Info note on IE, not an answer to the question above (though it might be...)

If the disable script function keeps activating, do not do it in IE itself. Close IE then use the Start/Control Panel/Internet Options and do it from there. Close that down then start IE again. Sometimes IE will not keep a setting while it is running.

not2easy




msg:4668387
 4:31 pm on May 4, 2014 (gmt 0)

It sounds more like one of the Advanced Options in IE Settings: "Display friendly error messages". If the Rewrite is returning a 500 error for example and no custom error page exists, it could give you a 404.

lucy24




msg:4668442
 8:03 pm on May 4, 2014 (gmt 0)

Oh, ###, didn't think of that. We need to separate two things: what's happening in the server, and what MSIE says is happening.

Two sources of information:
-- server logs. Does the request return a 301? If the redirect happens in-page or in a php script, as implied by the OP, logs will be useless because they will always show a 200. But check them first.
-- a tool such as Live Headers in Firefox. This will show you what numerical response is returned to the browser, regardless of how it was initially generated.

Before you can deal with MSIE, you need to know what the underlying events are.

newbies




msg:4668497
 3:27 am on May 5, 2014 (gmt 0)

my .htaccess mod_rewrite rule works in FF and Chroma, but not in IE. IE briefly display the page for less than one second, and then it autumatically redirects the page to a 404 page. If I turn off "Display friendly error messages" in IE, it works fine.

the problem is about 10% visitors still use IE, they are unable to visit my site.

lucy24




msg:4668524
 8:31 am on May 5, 2014 (gmt 0)

If I turn off "Display friendly error messages" in IE, it works fine.

How can something you set in your own browser affect what is seen by external visitors to the site?

it automatically redirects the page to a 404 page

Careful. You're going to have to be very precise here. Do you mean that it redirects-- that is, the URL in the browser's address bar changes again-- or do you mean that the screen shows the content of a 404 page?

newbies




msg:4668562
 10:45 am on May 5, 2014 (gmt 0)

How can something you set in your own browser affect what is seen by external visitors to the site?

I mean it works in my own IE browser after changing the setting.

I PMed you with example URL.

newbies




msg:4668700
 11:25 pm on May 5, 2014 (gmt 0)

Hi guys,

It turns out that a link in a linked css is broken, and IE immediately redirect the page to 404. Why cannot stupid IE just silently ignore the broken link as do FF and Chroma?

# Dataset content
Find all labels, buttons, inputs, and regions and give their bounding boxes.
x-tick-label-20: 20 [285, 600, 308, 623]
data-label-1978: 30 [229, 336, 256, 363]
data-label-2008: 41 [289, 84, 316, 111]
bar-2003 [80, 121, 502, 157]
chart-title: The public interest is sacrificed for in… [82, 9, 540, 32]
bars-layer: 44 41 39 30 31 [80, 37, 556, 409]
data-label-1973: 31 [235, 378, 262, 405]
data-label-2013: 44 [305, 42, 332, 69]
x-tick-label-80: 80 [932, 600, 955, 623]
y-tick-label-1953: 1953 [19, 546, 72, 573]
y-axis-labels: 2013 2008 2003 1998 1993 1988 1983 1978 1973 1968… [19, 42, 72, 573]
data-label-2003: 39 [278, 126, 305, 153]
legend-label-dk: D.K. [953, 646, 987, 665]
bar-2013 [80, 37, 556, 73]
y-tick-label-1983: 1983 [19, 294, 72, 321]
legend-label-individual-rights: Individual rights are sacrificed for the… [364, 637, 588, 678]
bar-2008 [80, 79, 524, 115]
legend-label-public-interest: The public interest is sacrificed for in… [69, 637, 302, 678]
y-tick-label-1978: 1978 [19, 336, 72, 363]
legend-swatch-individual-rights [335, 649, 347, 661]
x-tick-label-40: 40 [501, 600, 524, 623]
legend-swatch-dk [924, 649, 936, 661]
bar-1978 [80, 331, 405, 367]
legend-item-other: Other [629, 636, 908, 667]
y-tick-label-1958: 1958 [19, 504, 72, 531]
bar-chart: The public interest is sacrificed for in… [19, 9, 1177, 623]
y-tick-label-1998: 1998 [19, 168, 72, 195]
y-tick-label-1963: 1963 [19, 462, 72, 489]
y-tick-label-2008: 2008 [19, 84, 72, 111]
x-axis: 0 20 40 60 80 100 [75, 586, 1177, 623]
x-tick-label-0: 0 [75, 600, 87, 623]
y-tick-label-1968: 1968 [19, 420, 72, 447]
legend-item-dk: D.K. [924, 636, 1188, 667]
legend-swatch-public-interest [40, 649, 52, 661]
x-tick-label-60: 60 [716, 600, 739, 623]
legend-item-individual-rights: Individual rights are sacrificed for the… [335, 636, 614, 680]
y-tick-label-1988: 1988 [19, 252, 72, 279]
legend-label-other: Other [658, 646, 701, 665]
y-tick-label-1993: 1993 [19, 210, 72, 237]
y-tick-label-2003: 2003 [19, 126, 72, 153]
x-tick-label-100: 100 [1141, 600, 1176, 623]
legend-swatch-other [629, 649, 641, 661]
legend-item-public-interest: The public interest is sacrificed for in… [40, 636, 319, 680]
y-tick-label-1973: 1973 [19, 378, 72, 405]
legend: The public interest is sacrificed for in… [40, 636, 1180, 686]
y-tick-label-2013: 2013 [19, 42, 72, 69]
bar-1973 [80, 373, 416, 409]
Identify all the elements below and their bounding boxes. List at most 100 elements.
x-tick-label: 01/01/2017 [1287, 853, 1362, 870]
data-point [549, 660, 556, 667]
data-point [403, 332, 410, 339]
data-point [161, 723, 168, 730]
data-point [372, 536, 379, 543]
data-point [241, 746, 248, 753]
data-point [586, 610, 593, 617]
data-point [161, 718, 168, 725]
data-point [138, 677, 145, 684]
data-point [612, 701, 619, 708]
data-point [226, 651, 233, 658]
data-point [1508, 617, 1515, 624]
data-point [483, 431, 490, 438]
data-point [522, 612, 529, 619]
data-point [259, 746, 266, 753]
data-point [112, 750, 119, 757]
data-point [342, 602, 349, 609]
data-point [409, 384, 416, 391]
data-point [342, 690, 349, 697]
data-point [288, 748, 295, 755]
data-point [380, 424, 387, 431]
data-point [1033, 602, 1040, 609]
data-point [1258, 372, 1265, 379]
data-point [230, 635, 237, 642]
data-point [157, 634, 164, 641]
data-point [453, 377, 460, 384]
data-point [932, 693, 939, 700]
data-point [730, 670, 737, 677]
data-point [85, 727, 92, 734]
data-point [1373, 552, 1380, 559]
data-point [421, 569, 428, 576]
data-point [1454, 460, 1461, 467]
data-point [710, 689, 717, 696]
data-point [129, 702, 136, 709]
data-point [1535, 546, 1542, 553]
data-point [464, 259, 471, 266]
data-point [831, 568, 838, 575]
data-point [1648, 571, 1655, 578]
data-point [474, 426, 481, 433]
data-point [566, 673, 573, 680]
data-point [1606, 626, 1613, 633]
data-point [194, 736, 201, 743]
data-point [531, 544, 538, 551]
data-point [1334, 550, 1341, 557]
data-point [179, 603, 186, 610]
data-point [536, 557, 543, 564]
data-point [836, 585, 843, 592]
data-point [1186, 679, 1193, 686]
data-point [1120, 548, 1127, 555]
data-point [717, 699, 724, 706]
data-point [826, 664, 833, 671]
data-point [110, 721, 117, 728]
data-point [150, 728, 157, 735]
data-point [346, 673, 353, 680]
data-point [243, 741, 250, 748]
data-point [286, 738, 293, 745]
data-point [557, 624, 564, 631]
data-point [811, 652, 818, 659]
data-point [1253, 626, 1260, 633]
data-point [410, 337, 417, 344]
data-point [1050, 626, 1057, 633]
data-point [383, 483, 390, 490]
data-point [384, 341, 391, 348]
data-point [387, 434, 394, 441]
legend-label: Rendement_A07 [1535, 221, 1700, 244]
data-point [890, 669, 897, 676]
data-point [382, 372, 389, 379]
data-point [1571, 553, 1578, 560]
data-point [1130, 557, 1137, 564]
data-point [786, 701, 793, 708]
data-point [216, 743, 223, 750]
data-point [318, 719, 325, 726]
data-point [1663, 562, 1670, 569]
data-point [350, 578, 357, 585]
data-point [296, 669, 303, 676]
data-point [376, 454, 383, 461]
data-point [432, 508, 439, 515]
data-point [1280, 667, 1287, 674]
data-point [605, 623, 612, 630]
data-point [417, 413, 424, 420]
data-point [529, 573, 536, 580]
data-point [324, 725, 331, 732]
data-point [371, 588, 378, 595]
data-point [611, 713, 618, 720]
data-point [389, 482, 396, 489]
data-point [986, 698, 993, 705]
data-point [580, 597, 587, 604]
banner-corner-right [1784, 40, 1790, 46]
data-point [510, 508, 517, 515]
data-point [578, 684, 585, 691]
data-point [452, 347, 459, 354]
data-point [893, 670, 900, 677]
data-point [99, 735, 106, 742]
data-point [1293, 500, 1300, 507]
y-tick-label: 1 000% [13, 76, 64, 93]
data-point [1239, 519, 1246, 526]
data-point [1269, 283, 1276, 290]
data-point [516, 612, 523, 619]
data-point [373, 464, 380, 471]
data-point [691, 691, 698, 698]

# Work order
Extend the forum thread about Internet Explorer sending a page to a 404 error, picking up after its final message.

# Result of this task
Thank you all for trying to help.

tangor




msg:4668726
 1:21 am on May 6, 2014 (gmt 0)

What part of the css caused that behavior in IE? That's something the rest of us would like to be aware of!

lucy24




msg:4668727
 1:29 am on May 6, 2014 (gmt 0)

Edit: Overlapped Citrus Hybrid again, but fortunately we're asking the same question.

Whoa there. For future reference I want to be sure I understand this.

The page itself is fine, but it links to an external stylesheet that doesn't exist. When this happens, MSIE displays the 404 page even though only the stylesheet, not the page itself doesn't exist. (Or is it the external stylesheet that in its turn links to something that doesn't exist, so we're now TWO steps away from the original page?)

Have I got that right? Does the same thing happen with any other type of linked content, such as images? All versions of MSIE, or only some?

:: tottering off to apply cold compresses to forehead ::

newbies




msg:4668730
 2:53 am on May 6, 2014 (gmt 0)

The page itself is fine, but it links to an external stylesheet that doesn't exist. When this happens, MSIE displays the 404 page even though only the stylesheet, not the page itself doesn't exist. (Or is it the external stylesheet that in its turn links to something that doesn't exist, so we're now TWO steps away from the original page?)

Yes, the broken link is a linked CSS file, two steps away. This only occurs to IE older than 10.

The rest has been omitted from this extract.